Dataset content:
#####

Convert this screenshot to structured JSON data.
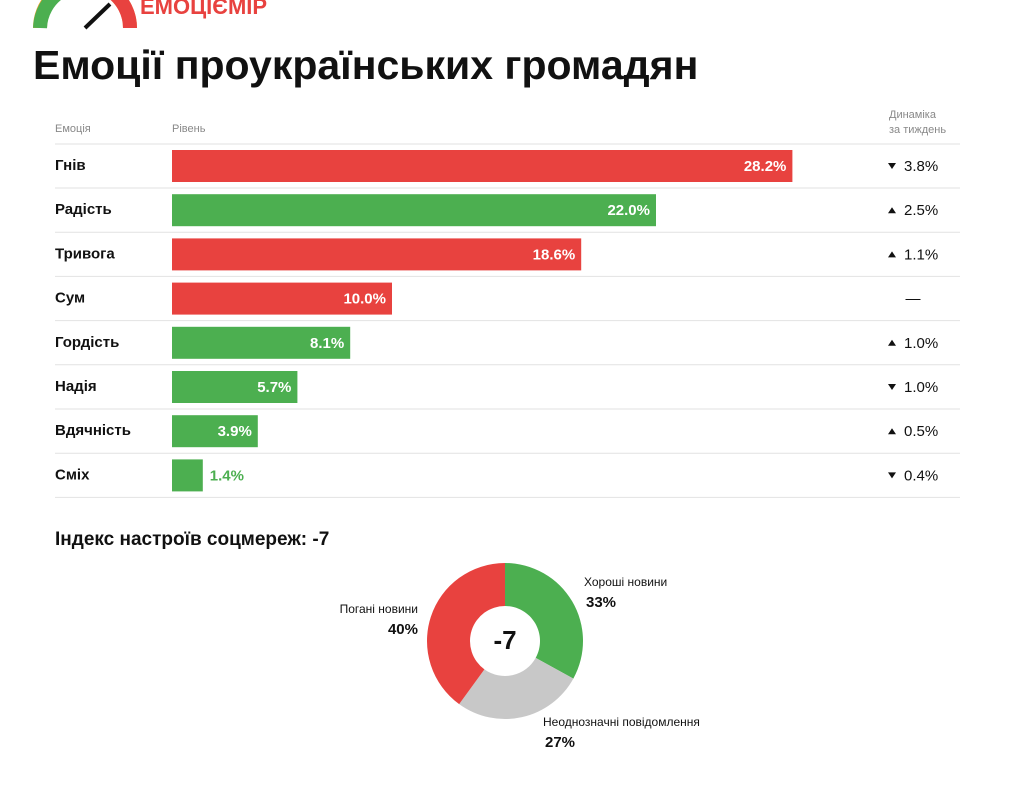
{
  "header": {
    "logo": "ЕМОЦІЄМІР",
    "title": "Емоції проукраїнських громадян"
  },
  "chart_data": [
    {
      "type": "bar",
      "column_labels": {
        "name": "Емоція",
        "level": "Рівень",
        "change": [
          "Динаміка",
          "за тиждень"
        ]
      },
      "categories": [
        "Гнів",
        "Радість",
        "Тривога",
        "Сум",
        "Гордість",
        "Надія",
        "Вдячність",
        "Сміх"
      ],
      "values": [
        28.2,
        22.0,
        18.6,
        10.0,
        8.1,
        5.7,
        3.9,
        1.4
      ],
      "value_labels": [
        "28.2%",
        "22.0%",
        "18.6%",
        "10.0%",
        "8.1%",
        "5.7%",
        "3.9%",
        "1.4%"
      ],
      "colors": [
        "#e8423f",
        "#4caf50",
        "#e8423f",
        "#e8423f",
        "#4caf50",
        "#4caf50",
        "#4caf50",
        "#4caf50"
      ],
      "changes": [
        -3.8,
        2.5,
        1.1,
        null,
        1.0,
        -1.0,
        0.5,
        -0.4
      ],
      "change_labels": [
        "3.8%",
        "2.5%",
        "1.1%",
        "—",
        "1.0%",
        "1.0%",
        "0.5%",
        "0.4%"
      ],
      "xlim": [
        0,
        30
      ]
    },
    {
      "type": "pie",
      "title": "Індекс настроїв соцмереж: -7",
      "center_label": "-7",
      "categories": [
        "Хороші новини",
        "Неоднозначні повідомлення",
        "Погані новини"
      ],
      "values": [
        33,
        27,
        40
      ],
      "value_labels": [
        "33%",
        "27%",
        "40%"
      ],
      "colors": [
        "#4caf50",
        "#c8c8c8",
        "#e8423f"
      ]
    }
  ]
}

#####

Direction: Extract the text of all the records above verbatim, excluding pictures.

Finished exercise:
Convert this screenshot to structured JSON data.
{
  "header": {
    "logo": "ЕМОЦІЄМІР",
    "title": "Емоції проукраїнських громадян"
  },
  "chart_data": [
    {
      "type": "bar",
      "column_labels": {
        "name": "Емоція",
        "level": "Рівень",
        "change": [
          "Динаміка",
          "за тиждень"
        ]
      },
      "categories": [
        "Гнів",
        "Радість",
        "Тривога",
        "Сум",
        "Гордість",
        "Надія",
        "Вдячність",
        "Сміх"
      ],
      "values": [
        28.2,
        22.0,
        18.6,
        10.0,
        8.1,
        5.7,
        3.9,
        1.4
      ],
      "value_labels": [
        "28.2%",
        "22.0%",
        "18.6%",
        "10.0%",
        "8.1%",
        "5.7%",
        "3.9%",
        "1.4%"
      ],
      "colors": [
        "#e8423f",
        "#4caf50",
        "#e8423f",
        "#e8423f",
        "#4caf50",
        "#4caf50",
        "#4caf50",
        "#4caf50"
      ],
      "changes": [
        -3.8,
        2.5,
        1.1,
        null,
        1.0,
        -1.0,
        0.5,
        -0.4
      ],
      "change_labels": [
        "3.8%",
        "2.5%",
        "1.1%",
        "—",
        "1.0%",
        "1.0%",
        "0.5%",
        "0.4%"
      ],
      "xlim": [
        0,
        30
      ]
    },
    {
      "type": "pie",
      "title": "Індекс настроїв соцмереж: -7",
      "center_label": "-7",
      "categories": [
        "Хороші новини",
        "Неоднозначні повідомлення",
        "Погані новини"
      ],
      "values": [
        33,
        27,
        40
      ],
      "value_labels": [
        "33%",
        "27%",
        "40%"
      ],
      "colors": [
        "#4caf50",
        "#c8c8c8",
        "#e8423f"
      ]
    }
  ]
}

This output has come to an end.